Exercise details:
Please return the part of the translation principles text from "Principle 3: Make" up to and including "RDF data files.", copied word for word.

Principle 2: Let the translation meet the Web

  • we keep the translated file in RDF/XML format and ensure it can be consumed by RDF parser as well as XML parser and queries by SPARQL as well as XQuery.
  • a very big table (e.g. a csv file in 7g) should be either partitioned into multiple small files (or published by a scalable triple store) to avoid outofmemory exception in Web tools

Principle 3: Make the translation extensible

  • each property is mapped to a Semantic MediaWik(SMW) page under "Property" namespace, so users can contribute definition of property. e.g. set dgp:Title be subPropertyOf rdfs:label
  • each instance is mapped to a SMW page, and users can link to DBpedia.org definitions.
  • the dataset has a rdfs:seeAlso link to its homepage on SMW, so users can register additional derived dataset.
  • To link to other linked datasets, we can add asserting e.g. owl:equivalentProperty for properties, and owl:sameAs for instances.
  • self contained: users are not required to load external ontology to understand the generated RDF data files.

Dataset excerpts:
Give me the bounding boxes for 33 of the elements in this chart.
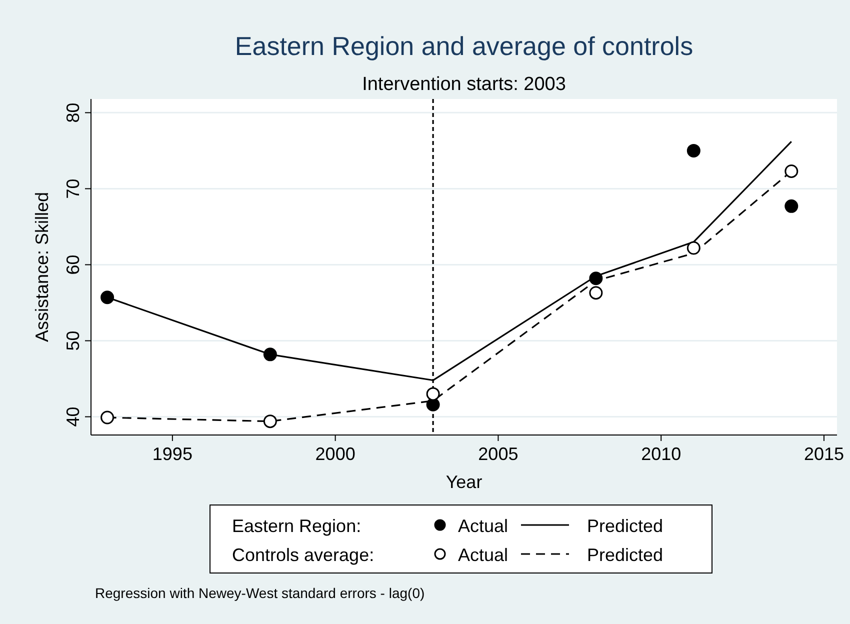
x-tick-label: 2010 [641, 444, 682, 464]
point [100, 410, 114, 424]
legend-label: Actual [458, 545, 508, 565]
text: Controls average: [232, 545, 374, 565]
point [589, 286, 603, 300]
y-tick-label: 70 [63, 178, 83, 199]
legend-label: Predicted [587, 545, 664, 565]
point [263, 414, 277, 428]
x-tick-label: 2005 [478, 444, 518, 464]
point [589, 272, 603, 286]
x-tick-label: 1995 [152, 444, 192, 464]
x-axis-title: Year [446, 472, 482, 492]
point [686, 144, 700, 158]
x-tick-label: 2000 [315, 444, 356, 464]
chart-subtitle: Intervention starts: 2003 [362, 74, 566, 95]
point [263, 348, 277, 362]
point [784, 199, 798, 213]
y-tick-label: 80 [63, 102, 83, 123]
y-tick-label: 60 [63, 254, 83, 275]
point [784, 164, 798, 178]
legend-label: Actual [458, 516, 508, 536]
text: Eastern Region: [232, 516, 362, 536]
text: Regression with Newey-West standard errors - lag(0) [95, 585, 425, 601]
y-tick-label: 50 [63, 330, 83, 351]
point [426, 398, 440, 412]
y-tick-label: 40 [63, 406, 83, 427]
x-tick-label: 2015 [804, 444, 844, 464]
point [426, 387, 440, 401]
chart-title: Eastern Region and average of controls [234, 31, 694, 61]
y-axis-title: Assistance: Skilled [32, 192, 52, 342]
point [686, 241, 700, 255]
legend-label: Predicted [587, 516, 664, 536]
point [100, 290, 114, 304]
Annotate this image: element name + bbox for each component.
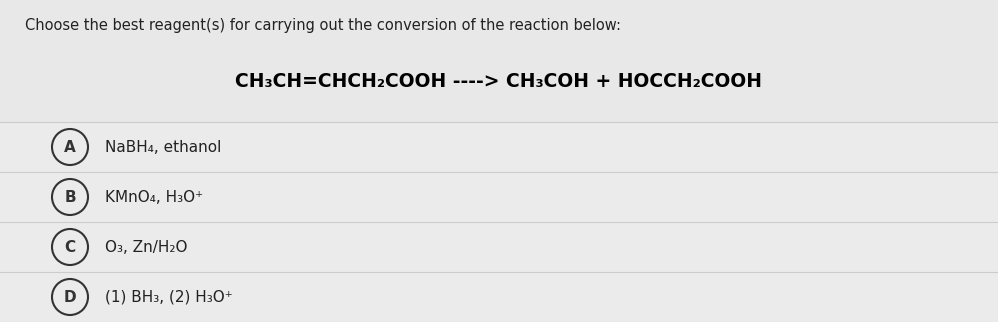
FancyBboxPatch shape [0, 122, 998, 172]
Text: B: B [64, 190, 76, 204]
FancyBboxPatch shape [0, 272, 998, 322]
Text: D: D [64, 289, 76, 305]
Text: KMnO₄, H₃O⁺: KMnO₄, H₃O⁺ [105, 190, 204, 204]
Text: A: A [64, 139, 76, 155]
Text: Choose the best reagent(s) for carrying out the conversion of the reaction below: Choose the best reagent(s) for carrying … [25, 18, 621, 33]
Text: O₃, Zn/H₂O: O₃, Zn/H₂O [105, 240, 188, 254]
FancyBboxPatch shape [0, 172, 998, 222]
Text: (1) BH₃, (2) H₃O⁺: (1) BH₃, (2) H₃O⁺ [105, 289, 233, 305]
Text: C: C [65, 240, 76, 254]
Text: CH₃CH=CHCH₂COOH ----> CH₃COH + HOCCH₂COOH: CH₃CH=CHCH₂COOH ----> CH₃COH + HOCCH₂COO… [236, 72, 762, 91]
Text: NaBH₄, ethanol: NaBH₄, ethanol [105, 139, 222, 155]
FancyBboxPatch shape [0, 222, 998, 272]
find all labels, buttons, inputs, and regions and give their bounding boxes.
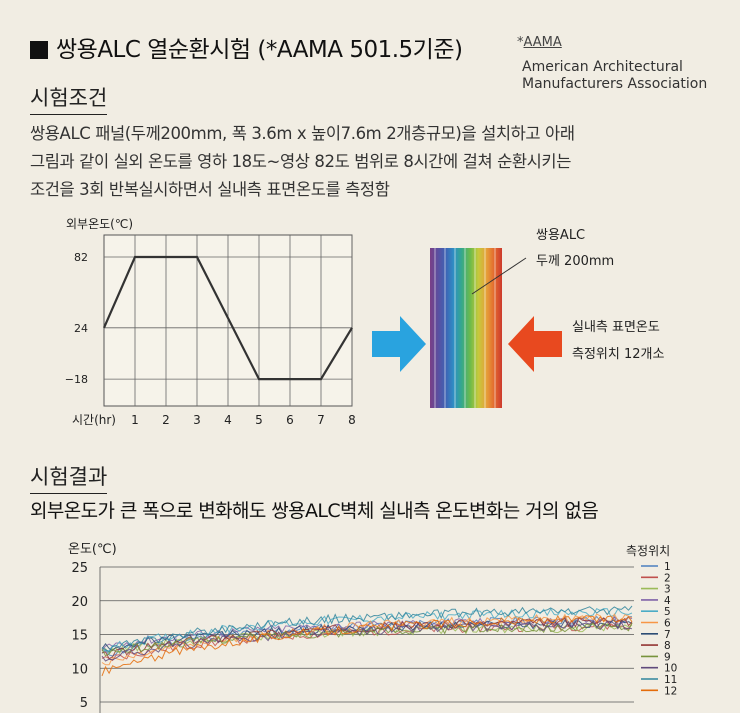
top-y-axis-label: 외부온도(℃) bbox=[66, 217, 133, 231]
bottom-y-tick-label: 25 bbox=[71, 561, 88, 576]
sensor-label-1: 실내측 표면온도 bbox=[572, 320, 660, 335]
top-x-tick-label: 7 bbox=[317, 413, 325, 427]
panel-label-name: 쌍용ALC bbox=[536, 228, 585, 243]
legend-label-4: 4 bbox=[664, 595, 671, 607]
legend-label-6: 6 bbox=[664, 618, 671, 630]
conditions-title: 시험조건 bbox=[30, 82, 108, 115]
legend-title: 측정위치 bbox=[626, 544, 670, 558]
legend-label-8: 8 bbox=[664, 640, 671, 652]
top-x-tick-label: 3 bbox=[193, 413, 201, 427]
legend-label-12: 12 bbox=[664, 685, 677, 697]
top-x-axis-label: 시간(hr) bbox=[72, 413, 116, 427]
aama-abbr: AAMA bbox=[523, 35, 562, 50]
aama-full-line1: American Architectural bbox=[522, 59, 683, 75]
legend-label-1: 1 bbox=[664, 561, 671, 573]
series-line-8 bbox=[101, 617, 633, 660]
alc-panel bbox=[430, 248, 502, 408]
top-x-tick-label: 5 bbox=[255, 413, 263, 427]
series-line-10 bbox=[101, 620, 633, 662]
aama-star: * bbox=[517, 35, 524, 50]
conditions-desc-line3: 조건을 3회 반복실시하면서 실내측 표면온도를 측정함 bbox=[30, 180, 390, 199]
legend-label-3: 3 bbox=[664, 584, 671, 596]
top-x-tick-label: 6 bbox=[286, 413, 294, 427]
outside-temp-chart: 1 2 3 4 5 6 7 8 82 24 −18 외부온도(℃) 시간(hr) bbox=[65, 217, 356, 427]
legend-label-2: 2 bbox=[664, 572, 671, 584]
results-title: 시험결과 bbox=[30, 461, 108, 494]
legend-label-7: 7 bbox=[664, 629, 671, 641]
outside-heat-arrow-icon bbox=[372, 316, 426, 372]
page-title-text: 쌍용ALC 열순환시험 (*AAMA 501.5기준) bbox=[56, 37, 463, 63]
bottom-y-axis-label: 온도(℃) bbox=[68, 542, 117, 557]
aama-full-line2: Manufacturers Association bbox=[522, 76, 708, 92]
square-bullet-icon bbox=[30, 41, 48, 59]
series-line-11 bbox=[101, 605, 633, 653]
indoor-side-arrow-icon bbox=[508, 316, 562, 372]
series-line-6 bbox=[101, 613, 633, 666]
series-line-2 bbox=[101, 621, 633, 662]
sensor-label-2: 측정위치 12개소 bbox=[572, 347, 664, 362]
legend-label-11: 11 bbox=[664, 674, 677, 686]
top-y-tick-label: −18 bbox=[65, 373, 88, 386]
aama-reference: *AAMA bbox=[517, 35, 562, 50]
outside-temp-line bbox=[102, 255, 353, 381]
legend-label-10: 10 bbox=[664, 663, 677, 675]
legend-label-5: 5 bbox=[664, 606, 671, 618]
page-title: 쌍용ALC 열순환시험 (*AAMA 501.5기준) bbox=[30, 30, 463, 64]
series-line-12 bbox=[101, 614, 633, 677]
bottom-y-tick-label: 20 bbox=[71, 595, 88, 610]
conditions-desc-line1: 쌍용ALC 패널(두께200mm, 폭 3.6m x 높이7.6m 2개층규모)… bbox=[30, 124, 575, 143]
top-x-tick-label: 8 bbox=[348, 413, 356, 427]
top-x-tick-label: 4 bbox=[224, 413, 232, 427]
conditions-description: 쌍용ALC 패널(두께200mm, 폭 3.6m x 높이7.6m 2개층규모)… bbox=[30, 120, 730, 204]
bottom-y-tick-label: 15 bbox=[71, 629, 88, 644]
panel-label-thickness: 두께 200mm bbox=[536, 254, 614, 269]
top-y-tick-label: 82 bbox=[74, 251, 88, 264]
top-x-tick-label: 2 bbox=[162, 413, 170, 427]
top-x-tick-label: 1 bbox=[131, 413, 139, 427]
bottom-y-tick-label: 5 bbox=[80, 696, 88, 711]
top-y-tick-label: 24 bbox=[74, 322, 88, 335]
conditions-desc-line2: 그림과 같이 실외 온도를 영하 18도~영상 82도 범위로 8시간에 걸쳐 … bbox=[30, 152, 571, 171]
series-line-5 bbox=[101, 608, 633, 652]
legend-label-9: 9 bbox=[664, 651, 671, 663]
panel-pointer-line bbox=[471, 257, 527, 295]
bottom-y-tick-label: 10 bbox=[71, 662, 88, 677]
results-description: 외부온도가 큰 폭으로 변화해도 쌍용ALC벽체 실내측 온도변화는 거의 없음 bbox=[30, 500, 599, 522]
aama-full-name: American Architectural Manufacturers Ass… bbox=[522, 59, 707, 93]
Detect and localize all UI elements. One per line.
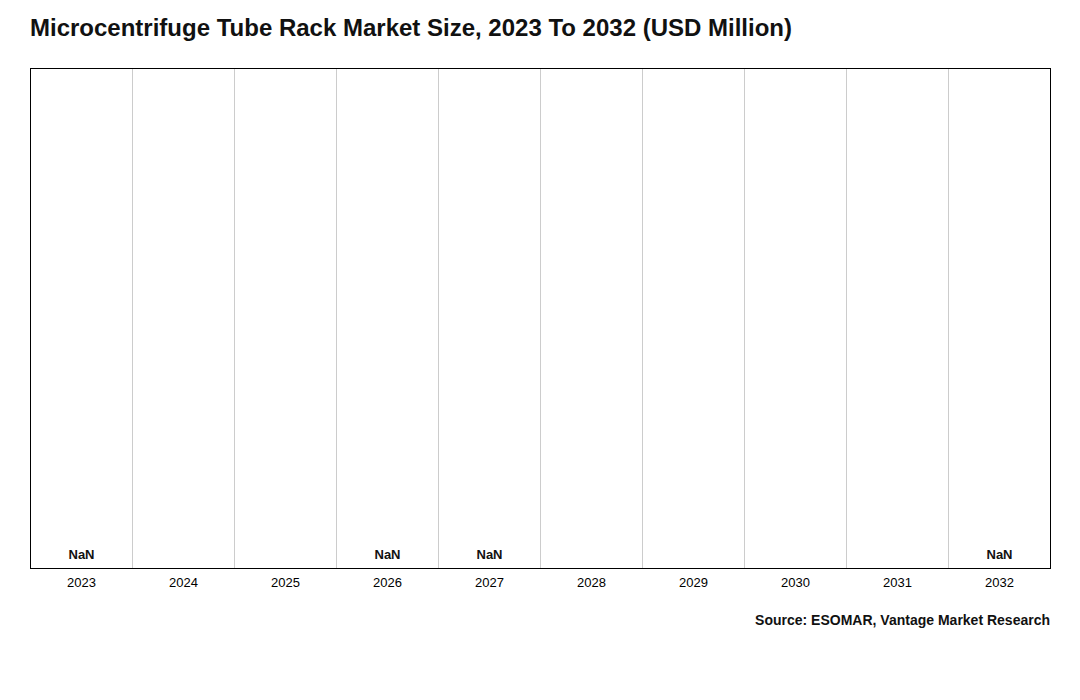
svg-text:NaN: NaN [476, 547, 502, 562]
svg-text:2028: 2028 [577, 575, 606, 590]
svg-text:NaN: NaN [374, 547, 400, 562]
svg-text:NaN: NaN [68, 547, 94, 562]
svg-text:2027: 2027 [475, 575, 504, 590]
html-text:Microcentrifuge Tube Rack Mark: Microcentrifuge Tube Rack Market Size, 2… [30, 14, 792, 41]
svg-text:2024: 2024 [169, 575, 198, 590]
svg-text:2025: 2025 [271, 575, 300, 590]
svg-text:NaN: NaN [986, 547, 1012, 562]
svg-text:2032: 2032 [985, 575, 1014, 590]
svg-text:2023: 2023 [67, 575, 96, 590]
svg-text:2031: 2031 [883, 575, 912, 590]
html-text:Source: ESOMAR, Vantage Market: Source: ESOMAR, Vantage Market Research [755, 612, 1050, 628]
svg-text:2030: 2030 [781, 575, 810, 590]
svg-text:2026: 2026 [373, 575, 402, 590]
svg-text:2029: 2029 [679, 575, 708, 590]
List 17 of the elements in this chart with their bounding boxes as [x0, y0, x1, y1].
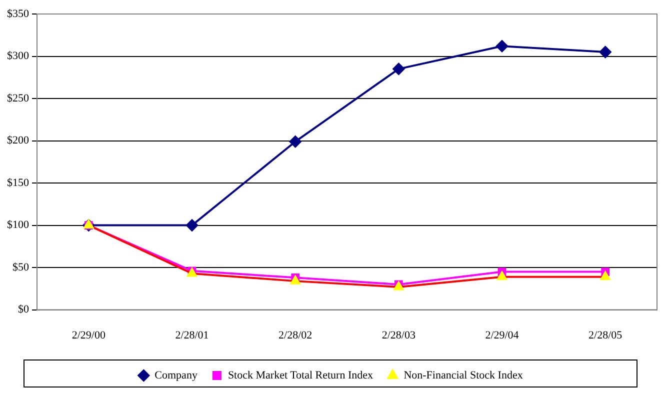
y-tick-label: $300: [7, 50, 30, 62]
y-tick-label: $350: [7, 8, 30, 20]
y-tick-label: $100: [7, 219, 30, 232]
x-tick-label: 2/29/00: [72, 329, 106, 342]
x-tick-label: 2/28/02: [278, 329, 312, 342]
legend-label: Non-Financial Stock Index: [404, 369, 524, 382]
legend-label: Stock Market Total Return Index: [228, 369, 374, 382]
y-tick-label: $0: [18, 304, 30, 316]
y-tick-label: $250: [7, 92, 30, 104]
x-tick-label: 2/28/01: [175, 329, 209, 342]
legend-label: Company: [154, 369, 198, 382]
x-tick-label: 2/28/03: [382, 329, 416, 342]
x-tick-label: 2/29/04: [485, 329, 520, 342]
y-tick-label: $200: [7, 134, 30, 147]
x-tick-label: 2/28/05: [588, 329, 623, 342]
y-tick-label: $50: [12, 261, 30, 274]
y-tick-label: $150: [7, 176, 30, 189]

Worked solution:
Principle 3: Make the translation extensible

  • each property is mapped to a Semantic MediaWik(SMW) page under "Property" namespace, so users can contribute definition of property. e.g. set dgp:Title be subPropertyOf rdfs:label
  • each instance is mapped to a SMW page, and users can link to DBpedia.org definitions.
  • the dataset has a rdfs:seeAlso link to its homepage on SMW, so users can register additional derived dataset.
  • To link to other linked datasets, we can add asserting e.g. owl:equivalentProperty for properties, and owl:sameAs for instances.
  • self contained: users are not required to load external ontology to understand the generated RDF data files.